- [Data extract]:

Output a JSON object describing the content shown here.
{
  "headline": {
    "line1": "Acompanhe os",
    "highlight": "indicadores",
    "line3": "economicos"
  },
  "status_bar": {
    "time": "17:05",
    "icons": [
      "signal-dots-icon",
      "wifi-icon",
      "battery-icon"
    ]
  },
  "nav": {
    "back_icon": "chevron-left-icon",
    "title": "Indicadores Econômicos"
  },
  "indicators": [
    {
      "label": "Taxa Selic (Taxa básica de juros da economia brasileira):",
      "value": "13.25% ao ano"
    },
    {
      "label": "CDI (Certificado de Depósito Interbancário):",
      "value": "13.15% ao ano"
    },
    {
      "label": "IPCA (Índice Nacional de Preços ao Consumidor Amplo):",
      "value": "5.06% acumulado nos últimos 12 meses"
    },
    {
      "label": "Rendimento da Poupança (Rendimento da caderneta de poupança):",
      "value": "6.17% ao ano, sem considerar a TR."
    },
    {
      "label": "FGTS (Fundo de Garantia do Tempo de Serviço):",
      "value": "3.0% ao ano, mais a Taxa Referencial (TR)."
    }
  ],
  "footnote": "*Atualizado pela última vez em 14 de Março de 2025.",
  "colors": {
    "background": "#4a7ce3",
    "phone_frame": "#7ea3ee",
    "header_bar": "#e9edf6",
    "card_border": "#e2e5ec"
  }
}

- [Instructions to follow]: Show every line of the records above that contains the word "value".

- [Solved problem]:
      "value": "13.25% ao ano"
      "value": "13.15% ao ano"
      "value": "5.06% acumulado nos últimos 12 meses"
      "value": "6.17% ao ano, sem considerar a TR."
      "value": "3.0% ao ano, mais a Taxa Referencial (TR)."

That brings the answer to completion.